TASK INSTRUCTIONS: How many lines of the records hold the string "meta"? Reply with the number alone.

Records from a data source
* * *

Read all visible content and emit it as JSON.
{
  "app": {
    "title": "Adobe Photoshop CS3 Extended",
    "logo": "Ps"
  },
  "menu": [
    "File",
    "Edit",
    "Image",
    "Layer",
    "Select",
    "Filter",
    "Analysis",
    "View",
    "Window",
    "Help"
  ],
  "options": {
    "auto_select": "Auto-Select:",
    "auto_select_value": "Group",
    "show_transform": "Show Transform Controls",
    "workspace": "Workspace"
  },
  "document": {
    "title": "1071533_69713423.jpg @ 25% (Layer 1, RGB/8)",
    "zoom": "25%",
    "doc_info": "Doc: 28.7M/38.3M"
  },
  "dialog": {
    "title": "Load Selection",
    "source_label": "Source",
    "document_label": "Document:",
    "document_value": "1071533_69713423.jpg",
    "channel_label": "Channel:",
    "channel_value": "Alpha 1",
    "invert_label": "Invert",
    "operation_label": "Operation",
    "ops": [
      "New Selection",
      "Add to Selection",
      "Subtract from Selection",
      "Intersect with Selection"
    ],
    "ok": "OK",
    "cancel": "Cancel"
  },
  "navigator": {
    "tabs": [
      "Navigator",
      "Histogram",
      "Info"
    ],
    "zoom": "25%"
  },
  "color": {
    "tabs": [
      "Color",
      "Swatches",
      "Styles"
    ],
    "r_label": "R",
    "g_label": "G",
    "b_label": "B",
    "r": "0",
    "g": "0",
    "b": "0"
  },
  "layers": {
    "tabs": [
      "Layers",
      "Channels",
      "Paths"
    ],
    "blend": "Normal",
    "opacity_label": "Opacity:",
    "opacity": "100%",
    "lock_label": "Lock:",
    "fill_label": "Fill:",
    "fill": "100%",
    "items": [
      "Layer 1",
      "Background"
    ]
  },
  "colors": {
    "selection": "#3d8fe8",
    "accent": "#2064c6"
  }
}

* * *

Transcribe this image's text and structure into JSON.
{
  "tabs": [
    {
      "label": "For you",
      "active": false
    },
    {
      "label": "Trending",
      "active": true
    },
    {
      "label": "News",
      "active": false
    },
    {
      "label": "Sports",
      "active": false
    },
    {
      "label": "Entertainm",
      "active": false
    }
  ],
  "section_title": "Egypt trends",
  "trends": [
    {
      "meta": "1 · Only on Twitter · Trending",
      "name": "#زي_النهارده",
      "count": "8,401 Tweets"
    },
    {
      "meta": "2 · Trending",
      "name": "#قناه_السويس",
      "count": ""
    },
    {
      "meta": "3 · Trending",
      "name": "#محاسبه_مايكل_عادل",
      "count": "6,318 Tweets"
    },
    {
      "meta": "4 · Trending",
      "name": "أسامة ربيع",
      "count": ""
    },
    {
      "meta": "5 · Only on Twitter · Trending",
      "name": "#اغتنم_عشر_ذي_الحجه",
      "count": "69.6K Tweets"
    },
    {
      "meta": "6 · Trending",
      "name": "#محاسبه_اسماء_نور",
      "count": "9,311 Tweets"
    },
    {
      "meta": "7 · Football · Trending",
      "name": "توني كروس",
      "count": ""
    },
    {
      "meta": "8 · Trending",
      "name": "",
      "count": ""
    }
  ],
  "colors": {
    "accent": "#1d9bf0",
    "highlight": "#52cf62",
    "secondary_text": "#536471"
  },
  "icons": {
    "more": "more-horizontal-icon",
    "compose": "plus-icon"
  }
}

* * *

COMPLETE OUTPUT: 8